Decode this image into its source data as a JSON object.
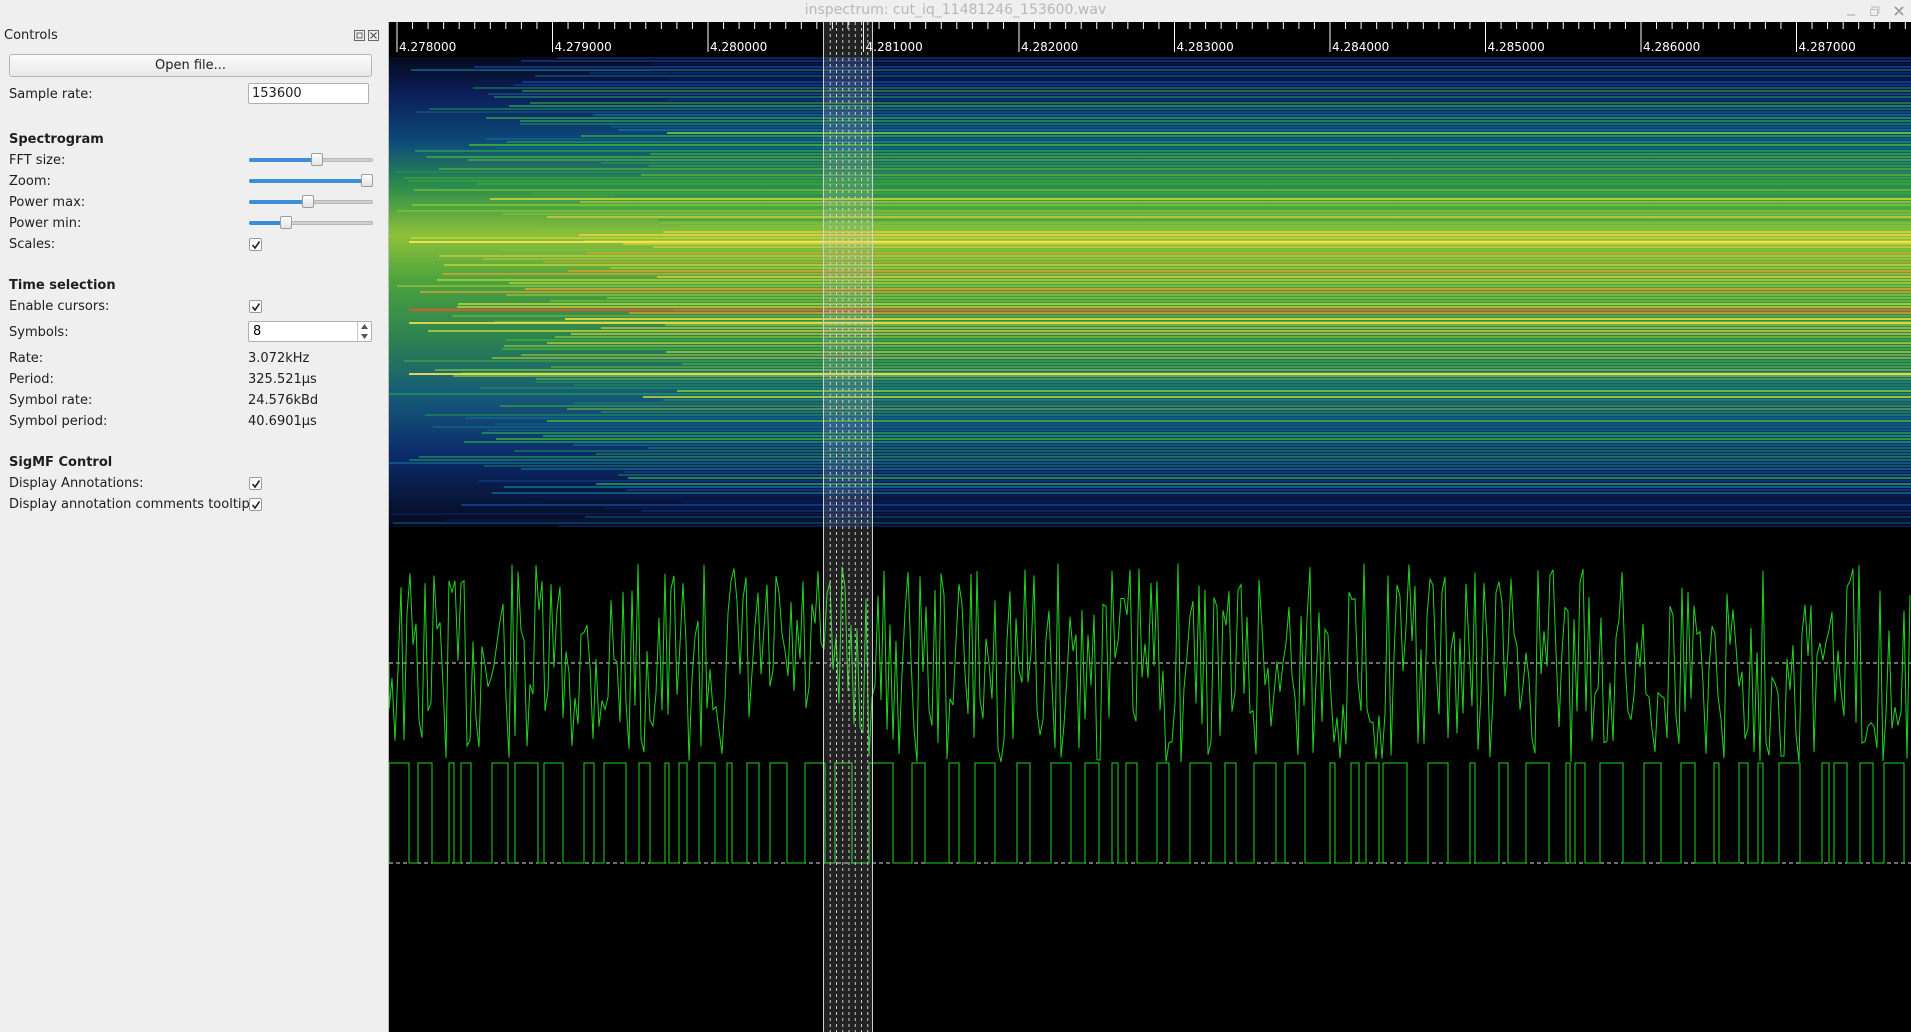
{
  "window": {
    "title": "inspectrum: cut_iq_11481246_153600.wav"
  },
  "dock": {
    "title": "Controls",
    "open_file_label": "Open file...",
    "sample_rate_label": "Sample rate:",
    "sample_rate_value": "153600",
    "spectrogram": {
      "title": "Spectrogram",
      "fft_size_label": "FFT size:",
      "fft_size_level": 0.55,
      "zoom_label": "Zoom:",
      "zoom_level": 1.0,
      "power_max_label": "Power max:",
      "power_max_level": 0.47,
      "power_min_label": "Power min:",
      "power_min_level": 0.28,
      "scales_label": "Scales:",
      "scales_checked": true
    },
    "time_selection": {
      "title": "Time selection",
      "enable_cursors_label": "Enable cursors:",
      "enable_cursors_checked": true,
      "symbols_label": "Symbols:",
      "symbols_value": "8",
      "rate_label": "Rate:",
      "rate_value": "3.072kHz",
      "period_label": "Period:",
      "period_value": "325.521µs",
      "symbol_rate_label": "Symbol rate:",
      "symbol_rate_value": "24.576kBd",
      "symbol_period_label": "Symbol period:",
      "symbol_period_value": "40.6901µs"
    },
    "sigmf": {
      "title": "SigMF Control",
      "display_annotations_label": "Display Annotations:",
      "display_annotations_checked": true,
      "tooltips_label": "Display annotation comments tooltips:",
      "tooltips_checked": true
    }
  },
  "ruler": {
    "ticks": [
      "4.278000",
      "4.279000",
      "4.280000",
      "4.281000",
      "4.282000",
      "4.283000",
      "4.284000",
      "4.285000",
      "4.286000",
      "4.287000"
    ]
  },
  "colors": {
    "accent": "#3d8ed9",
    "trace": "#1fd61f",
    "background": "#000000"
  }
}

◇ ◇ ◇ ◇ ◇

Keep the pictures out of the copy and return the rest of the data above exactly.

| Reply |
Decode this image into its source data as a JSON object.
{
  "window": {
    "title": "inspectrum: cut_iq_11481246_153600.wav"
  },
  "dock": {
    "title": "Controls",
    "open_file_label": "Open file...",
    "sample_rate_label": "Sample rate:",
    "sample_rate_value": "153600",
    "spectrogram": {
      "title": "Spectrogram",
      "fft_size_label": "FFT size:",
      "fft_size_level": 0.55,
      "zoom_label": "Zoom:",
      "zoom_level": 1.0,
      "power_max_label": "Power max:",
      "power_max_level": 0.47,
      "power_min_label": "Power min:",
      "power_min_level": 0.28,
      "scales_label": "Scales:",
      "scales_checked": true
    },
    "time_selection": {
      "title": "Time selection",
      "enable_cursors_label": "Enable cursors:",
      "enable_cursors_checked": true,
      "symbols_label": "Symbols:",
      "symbols_value": "8",
      "rate_label": "Rate:",
      "rate_value": "3.072kHz",
      "period_label": "Period:",
      "period_value": "325.521µs",
      "symbol_rate_label": "Symbol rate:",
      "symbol_rate_value": "24.576kBd",
      "symbol_period_label": "Symbol period:",
      "symbol_period_value": "40.6901µs"
    },
    "sigmf": {
      "title": "SigMF Control",
      "display_annotations_label": "Display Annotations:",
      "display_annotations_checked": true,
      "tooltips_label": "Display annotation comments tooltips:",
      "tooltips_checked": true
    }
  },
  "ruler": {
    "ticks": [
      "4.278000",
      "4.279000",
      "4.280000",
      "4.281000",
      "4.282000",
      "4.283000",
      "4.284000",
      "4.285000",
      "4.286000",
      "4.287000"
    ]
  },
  "colors": {
    "accent": "#3d8ed9",
    "trace": "#1fd61f",
    "background": "#000000"
  }
}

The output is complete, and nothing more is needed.